**Written exercise A:**
Decide whether each statement below agrees with the statute of frauds passage. Answer yes or no for each, quoting the deciding words of the passage exactly.
(i) The writ contained a count for goods the plaintiff sold and delivered to the defendant himself.
(ii) The jury could find that credit was given to Davis and the others.
(iii) If the evidence led to the jury's conclusion, it was inadmissible under the count for goods sold and delivered.

**Quoted passage:**
****************

As there was in this writ a count for goods sold and delivered by the plaintiff to the defendant himself, there is no difficulty as to the statute of frauds, unless the contract proved is to pay the debt of another. In this case the jury, upon the evidence, would be entirely warranted in concluding that the sale was to the defendant alone, upon his credit only, and that no credit whatever was given to Davis and the others. And the evidence, if it led to this conclusion, was admissible under the count for goods sold and delivered.

****************

**Data:**

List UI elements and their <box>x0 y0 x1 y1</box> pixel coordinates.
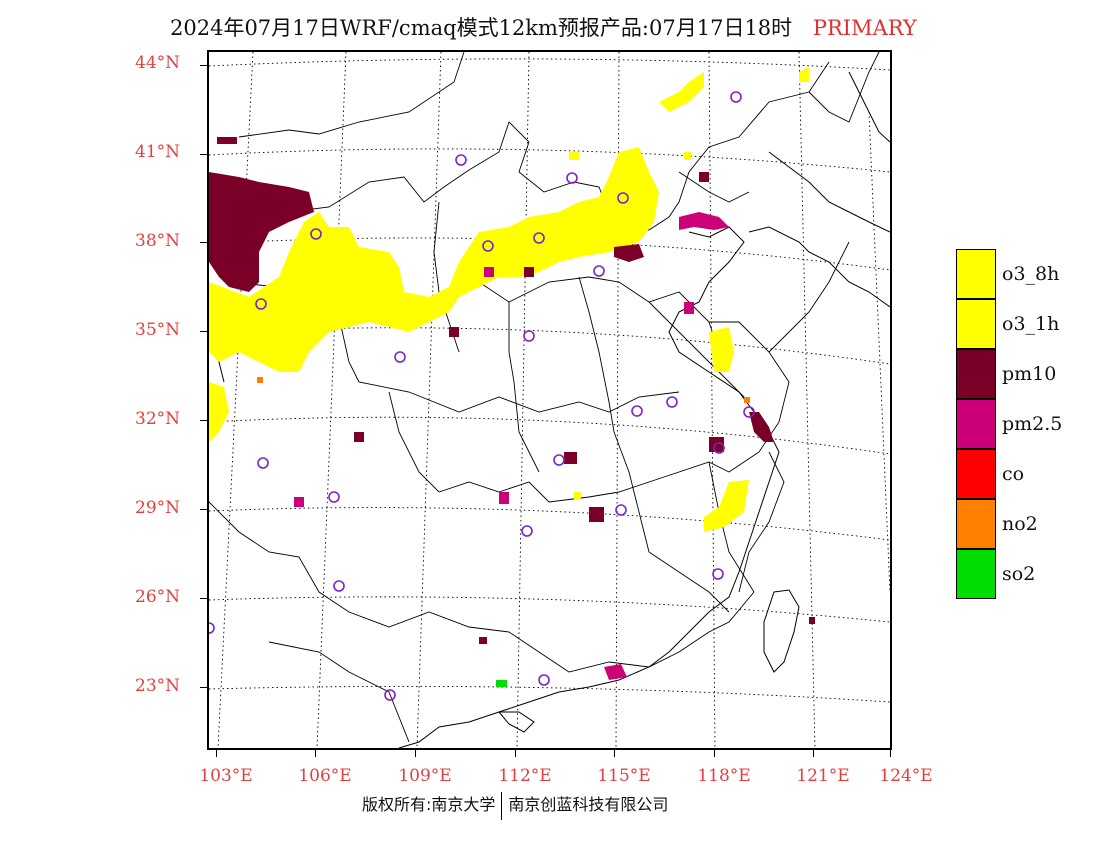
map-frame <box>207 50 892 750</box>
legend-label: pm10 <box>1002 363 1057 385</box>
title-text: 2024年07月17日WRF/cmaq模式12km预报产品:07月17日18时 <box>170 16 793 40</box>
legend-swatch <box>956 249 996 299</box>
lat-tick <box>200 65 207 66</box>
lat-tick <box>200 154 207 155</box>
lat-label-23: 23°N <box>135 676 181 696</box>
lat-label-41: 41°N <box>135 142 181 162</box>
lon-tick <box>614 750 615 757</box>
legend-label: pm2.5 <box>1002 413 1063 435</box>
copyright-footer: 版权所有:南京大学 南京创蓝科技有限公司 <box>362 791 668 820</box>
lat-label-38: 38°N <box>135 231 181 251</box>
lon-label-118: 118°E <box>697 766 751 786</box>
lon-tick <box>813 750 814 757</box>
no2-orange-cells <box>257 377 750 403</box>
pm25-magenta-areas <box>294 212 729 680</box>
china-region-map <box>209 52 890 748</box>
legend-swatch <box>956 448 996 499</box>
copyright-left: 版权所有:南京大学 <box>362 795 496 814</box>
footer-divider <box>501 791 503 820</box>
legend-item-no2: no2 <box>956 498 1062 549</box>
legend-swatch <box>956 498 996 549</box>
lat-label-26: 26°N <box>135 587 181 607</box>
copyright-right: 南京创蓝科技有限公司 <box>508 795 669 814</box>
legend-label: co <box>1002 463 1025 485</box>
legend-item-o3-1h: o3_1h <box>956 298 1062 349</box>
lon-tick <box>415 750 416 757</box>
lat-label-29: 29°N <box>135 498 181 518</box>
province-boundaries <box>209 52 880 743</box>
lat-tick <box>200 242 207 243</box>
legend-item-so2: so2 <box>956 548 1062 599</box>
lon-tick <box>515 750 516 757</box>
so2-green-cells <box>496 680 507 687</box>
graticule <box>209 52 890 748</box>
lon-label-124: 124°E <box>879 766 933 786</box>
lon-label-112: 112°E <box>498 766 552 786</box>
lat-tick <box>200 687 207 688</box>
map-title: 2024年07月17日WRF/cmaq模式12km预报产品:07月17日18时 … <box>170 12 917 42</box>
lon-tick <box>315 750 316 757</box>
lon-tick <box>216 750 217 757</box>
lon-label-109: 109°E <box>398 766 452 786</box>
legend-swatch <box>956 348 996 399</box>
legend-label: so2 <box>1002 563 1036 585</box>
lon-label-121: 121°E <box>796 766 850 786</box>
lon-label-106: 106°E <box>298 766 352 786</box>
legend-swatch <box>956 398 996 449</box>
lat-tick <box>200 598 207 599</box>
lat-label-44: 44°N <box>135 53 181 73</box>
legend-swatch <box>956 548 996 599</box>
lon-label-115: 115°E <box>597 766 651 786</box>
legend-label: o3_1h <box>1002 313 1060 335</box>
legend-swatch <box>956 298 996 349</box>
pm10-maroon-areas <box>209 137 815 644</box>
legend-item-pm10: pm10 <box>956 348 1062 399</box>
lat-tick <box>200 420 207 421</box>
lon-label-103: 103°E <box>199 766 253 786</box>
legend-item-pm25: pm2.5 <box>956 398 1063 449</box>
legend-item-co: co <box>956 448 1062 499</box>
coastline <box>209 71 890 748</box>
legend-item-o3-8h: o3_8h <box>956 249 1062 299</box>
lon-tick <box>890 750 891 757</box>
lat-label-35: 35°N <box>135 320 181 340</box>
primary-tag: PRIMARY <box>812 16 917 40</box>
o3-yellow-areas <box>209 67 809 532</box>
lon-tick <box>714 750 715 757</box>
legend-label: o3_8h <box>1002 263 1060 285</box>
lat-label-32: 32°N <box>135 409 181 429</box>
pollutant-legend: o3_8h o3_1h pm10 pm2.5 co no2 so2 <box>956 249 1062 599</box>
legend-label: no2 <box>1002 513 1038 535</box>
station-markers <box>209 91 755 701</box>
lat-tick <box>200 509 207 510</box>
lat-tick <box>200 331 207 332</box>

****************

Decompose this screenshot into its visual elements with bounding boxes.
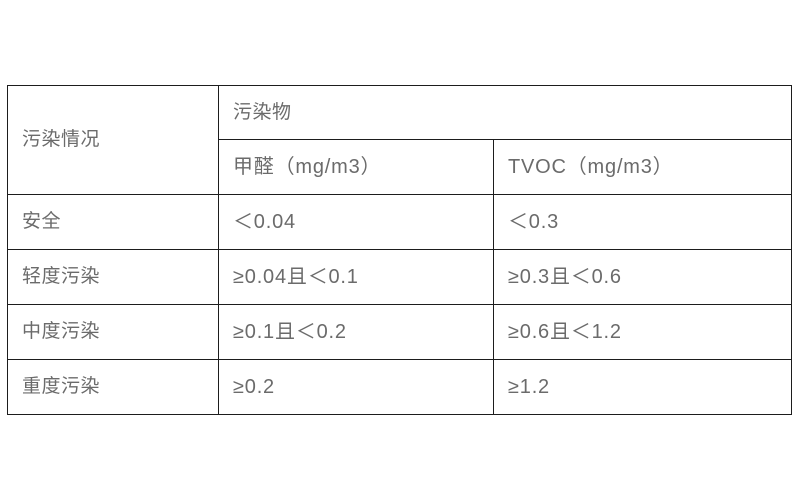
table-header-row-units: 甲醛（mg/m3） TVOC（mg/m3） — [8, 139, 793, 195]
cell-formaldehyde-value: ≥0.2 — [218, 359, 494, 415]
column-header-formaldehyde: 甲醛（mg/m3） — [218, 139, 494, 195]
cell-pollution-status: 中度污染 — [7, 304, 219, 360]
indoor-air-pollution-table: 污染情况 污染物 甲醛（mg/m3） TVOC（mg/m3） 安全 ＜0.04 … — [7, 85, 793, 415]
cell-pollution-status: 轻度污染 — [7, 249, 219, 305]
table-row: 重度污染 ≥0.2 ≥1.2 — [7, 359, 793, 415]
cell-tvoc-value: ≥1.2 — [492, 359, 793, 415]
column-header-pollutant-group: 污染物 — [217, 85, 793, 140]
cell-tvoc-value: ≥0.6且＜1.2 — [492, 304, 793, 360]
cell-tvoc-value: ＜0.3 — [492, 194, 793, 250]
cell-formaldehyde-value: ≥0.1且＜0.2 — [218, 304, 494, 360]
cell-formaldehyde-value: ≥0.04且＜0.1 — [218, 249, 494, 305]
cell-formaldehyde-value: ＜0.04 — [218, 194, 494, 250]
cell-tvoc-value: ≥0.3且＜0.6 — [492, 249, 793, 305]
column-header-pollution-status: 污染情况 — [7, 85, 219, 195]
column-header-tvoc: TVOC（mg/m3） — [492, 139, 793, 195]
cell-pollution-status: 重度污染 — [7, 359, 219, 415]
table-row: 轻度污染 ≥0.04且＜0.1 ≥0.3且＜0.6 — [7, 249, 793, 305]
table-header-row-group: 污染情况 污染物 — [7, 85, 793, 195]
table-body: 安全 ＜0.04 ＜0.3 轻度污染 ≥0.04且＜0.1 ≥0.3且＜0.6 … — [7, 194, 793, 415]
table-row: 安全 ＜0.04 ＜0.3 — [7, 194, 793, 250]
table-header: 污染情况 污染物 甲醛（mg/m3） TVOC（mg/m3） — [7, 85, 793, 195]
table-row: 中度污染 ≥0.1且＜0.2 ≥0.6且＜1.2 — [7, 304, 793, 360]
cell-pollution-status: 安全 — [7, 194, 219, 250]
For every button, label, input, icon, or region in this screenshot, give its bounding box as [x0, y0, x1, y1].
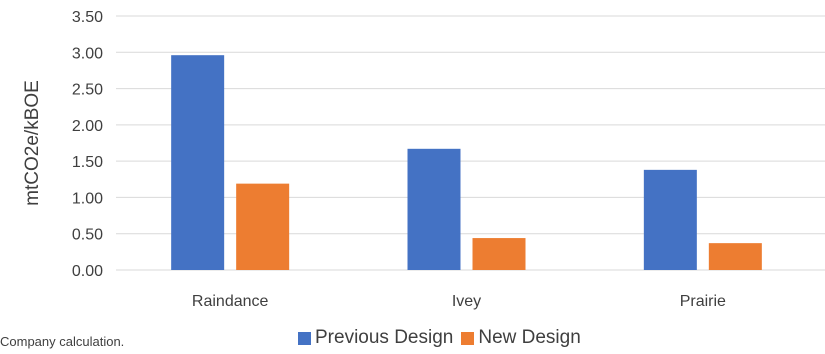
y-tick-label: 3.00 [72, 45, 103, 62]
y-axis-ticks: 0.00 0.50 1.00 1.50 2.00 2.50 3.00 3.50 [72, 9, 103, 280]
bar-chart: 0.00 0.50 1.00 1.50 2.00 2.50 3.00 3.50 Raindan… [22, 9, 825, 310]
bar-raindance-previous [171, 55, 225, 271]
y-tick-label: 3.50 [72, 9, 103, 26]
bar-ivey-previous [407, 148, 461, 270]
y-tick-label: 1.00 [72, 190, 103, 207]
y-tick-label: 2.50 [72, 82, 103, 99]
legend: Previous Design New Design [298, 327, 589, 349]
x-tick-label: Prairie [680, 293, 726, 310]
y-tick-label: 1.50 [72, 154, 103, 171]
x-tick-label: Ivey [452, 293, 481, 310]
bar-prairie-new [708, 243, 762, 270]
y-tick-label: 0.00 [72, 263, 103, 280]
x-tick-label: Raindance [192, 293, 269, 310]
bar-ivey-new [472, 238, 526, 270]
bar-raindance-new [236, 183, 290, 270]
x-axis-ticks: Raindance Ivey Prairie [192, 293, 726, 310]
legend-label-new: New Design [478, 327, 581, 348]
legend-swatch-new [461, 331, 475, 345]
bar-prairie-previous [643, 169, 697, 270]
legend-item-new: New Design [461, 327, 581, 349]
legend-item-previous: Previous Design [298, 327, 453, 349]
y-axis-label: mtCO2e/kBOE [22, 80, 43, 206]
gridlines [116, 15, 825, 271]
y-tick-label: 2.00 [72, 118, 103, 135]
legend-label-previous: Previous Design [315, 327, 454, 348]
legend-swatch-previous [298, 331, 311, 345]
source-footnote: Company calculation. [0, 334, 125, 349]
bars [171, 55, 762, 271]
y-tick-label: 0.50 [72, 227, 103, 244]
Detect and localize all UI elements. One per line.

****************

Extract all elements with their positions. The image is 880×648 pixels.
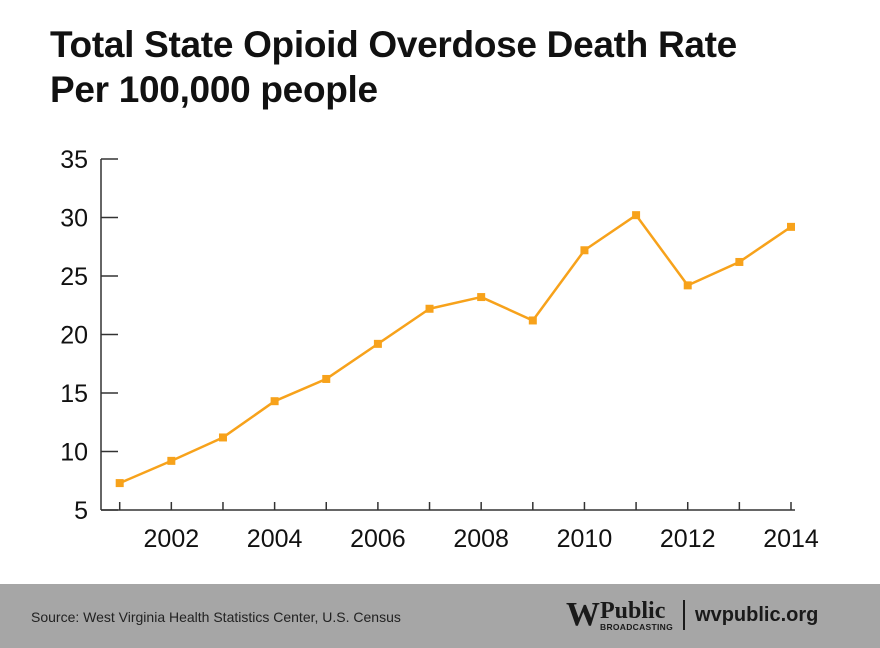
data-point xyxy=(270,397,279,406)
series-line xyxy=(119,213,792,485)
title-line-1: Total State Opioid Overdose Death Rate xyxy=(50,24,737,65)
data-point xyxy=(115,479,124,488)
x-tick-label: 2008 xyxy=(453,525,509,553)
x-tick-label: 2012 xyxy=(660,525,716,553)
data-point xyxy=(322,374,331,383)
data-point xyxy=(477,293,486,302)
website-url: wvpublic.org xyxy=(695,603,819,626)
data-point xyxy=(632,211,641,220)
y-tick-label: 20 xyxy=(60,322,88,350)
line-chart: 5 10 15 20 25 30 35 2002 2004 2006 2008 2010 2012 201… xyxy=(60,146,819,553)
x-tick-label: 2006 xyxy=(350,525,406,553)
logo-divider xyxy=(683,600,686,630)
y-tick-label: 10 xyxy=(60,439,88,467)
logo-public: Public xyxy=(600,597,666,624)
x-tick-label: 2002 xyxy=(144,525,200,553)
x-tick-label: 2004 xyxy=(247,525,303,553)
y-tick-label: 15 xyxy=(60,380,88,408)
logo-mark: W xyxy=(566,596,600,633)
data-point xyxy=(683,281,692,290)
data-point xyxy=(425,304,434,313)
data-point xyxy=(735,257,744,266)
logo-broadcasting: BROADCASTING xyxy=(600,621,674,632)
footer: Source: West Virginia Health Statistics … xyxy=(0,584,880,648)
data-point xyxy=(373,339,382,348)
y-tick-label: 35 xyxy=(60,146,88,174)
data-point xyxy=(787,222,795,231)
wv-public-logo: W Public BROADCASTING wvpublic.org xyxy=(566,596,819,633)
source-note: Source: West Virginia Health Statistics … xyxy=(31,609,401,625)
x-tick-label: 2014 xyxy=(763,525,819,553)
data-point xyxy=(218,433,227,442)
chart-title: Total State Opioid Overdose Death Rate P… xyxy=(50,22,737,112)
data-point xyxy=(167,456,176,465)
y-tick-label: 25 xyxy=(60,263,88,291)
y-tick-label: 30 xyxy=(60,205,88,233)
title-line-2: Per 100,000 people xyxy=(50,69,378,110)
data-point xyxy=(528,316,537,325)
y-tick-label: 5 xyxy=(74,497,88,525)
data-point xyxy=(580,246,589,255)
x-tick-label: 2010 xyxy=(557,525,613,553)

****************

**Written exercise B:** Please print these lines from the records exactly: begin at the line that contains "data-point xyxy=(270,397,279,406)" and stop after the line that contains "data-point xyxy=(735,257,744,266)".

**Task solution A:**
(i) Yes: "there was in this writ a count for goods sold and delivered by the plaintiff to the defendant himself"
(ii) No: "no credit whatever was given to Davis and the others"
(iii) No: "was admissible under the count for goods sold and delivered"

**Task solution B:**
data-point xyxy=(270,397,279,406)
series-line xyxy=(119,213,792,485)
title-line-1: Total State Opioid Overdose Death Rate xyxy=(50,24,737,65)
data-point xyxy=(115,479,124,488)
x-tick-label: 2008 xyxy=(453,525,509,553)
x-tick-label: 2012 xyxy=(660,525,716,553)
data-point xyxy=(322,374,331,383)
data-point xyxy=(477,293,486,302)
website-url: wvpublic.org xyxy=(695,603,819,626)
data-point xyxy=(632,211,641,220)
y-tick-label: 20 xyxy=(60,322,88,350)
line-chart: 5 10 15 20 25 30 35 2002 2004 2006 2008 2010 2012 201… xyxy=(60,146,819,553)
x-tick-label: 2006 xyxy=(350,525,406,553)
logo-divider xyxy=(683,600,686,630)
y-tick-label: 10 xyxy=(60,439,88,467)
logo-public: Public xyxy=(600,597,666,624)
x-tick-label: 2002 xyxy=(144,525,200,553)
x-tick-label: 2004 xyxy=(247,525,303,553)
y-tick-label: 15 xyxy=(60,380,88,408)
logo-mark: W xyxy=(566,596,600,633)
data-point xyxy=(683,281,692,290)
data-point xyxy=(425,304,434,313)
data-point xyxy=(735,257,744,266)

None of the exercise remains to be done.